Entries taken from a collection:

▽

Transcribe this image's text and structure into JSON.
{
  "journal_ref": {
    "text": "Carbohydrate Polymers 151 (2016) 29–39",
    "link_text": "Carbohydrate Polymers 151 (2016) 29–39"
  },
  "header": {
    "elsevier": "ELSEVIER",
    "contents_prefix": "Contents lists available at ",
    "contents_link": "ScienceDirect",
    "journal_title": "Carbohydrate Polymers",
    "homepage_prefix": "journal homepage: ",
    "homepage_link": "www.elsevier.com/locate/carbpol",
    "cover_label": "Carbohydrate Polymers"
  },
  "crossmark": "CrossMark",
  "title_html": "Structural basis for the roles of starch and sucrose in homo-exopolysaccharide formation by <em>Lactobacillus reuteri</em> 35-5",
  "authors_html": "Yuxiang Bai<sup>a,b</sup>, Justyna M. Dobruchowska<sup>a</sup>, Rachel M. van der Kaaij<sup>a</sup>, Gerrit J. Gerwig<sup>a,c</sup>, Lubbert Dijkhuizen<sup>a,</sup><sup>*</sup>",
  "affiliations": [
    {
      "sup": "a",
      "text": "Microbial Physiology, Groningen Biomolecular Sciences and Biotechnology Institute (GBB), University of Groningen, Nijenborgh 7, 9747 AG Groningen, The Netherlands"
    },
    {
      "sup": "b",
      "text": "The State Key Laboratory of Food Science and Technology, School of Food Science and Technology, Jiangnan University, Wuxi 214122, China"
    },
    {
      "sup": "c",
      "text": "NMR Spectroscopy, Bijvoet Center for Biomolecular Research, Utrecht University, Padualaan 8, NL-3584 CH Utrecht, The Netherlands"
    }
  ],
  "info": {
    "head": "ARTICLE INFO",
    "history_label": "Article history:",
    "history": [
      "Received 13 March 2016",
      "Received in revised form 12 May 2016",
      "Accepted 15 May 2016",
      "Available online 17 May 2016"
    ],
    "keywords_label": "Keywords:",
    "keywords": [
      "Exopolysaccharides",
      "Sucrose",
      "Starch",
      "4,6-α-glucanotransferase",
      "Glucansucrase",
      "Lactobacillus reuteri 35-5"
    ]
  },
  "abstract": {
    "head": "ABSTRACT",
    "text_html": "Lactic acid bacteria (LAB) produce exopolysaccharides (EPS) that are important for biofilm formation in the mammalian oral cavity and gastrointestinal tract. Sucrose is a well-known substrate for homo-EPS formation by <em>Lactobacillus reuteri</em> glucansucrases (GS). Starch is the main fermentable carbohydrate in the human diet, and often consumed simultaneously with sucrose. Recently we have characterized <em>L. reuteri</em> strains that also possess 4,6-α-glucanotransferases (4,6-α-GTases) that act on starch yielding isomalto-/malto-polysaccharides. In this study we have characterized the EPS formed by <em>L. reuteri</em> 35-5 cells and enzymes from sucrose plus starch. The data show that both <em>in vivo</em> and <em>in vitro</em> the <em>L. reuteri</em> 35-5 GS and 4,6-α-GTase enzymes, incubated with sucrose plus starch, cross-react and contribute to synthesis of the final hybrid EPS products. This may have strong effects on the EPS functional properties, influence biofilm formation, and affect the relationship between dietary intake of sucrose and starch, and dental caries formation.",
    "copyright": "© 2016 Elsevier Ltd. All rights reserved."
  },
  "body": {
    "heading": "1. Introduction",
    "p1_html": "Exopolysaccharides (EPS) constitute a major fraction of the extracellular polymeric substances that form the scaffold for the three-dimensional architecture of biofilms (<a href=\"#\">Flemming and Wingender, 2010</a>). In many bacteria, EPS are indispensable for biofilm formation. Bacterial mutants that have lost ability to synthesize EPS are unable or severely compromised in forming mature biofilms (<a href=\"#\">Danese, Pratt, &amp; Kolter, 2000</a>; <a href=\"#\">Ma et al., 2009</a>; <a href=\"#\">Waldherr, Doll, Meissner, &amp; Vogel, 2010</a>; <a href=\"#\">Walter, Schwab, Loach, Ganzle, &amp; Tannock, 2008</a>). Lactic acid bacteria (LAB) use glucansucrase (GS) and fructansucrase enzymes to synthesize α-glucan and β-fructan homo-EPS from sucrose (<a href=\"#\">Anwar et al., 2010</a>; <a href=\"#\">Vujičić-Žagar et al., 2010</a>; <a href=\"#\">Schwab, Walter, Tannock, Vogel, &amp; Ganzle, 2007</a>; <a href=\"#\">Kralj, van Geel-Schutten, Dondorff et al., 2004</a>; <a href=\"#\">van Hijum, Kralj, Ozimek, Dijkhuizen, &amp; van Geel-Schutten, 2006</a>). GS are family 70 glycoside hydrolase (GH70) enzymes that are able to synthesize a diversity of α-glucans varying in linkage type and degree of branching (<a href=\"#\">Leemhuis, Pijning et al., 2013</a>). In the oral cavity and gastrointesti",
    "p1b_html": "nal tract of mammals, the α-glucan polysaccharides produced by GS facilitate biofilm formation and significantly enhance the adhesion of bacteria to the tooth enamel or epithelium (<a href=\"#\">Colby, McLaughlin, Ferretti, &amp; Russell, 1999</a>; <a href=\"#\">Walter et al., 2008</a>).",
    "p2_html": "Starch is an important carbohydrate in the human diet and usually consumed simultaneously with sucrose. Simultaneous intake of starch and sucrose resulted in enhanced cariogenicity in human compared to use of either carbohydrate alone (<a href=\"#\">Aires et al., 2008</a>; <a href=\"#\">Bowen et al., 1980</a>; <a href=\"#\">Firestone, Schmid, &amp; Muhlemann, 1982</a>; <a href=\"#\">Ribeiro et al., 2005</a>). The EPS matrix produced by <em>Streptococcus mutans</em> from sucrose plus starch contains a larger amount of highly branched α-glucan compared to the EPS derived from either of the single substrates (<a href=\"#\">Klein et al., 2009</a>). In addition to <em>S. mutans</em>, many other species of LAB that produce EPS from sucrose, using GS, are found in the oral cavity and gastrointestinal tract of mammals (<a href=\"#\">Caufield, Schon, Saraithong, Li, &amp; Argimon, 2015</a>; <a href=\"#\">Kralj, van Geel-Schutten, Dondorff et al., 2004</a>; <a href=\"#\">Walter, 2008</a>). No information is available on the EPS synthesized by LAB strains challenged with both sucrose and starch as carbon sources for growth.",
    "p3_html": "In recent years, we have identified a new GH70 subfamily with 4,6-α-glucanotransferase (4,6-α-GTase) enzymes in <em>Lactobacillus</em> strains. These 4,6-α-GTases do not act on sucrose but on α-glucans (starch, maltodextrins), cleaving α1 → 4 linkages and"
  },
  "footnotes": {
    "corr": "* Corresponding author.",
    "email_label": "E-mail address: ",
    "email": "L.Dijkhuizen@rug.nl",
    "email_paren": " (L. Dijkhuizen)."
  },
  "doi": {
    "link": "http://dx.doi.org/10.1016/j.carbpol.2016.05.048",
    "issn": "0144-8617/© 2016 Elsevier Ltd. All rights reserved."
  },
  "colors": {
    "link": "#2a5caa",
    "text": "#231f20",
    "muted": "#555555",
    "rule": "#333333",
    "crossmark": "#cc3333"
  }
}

△

*PROBLEM DETAILS*
All that is needed is how many lines of the data contain "rights", stated as a number.

*RESPONSE BELOW*
2